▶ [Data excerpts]
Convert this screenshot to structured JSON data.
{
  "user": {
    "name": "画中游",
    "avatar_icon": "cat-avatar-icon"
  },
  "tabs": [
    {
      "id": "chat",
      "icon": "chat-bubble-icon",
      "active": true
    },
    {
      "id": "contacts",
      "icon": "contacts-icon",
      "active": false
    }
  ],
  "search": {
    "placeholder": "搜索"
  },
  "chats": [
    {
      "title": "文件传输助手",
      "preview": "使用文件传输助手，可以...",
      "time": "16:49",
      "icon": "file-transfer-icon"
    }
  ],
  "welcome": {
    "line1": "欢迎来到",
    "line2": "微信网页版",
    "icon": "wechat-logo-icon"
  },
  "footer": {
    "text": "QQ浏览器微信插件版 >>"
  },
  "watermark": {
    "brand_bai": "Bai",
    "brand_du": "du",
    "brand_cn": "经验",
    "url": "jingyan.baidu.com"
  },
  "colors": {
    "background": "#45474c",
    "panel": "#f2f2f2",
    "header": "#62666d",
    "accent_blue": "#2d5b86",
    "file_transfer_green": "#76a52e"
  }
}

▶ [TASK REQUIREMENTS] The records above should be repeated in full, exactly as given.

▶ [WRITTEN SOLUTION]
Convert this screenshot to structured JSON data.
{
  "user": {
    "name": "画中游",
    "avatar_icon": "cat-avatar-icon"
  },
  "tabs": [
    {
      "id": "chat",
      "icon": "chat-bubble-icon",
      "active": true
    },
    {
      "id": "contacts",
      "icon": "contacts-icon",
      "active": false
    }
  ],
  "search": {
    "placeholder": "搜索"
  },
  "chats": [
    {
      "title": "文件传输助手",
      "preview": "使用文件传输助手，可以...",
      "time": "16:49",
      "icon": "file-transfer-icon"
    }
  ],
  "welcome": {
    "line1": "欢迎来到",
    "line2": "微信网页版",
    "icon": "wechat-logo-icon"
  },
  "footer": {
    "text": "QQ浏览器微信插件版 >>"
  },
  "watermark": {
    "brand_bai": "Bai",
    "brand_du": "du",
    "brand_cn": "经验",
    "url": "jingyan.baidu.com"
  },
  "colors": {
    "background": "#45474c",
    "panel": "#f2f2f2",
    "header": "#62666d",
    "accent_blue": "#2d5b86",
    "file_transfer_green": "#76a52e"
  }
}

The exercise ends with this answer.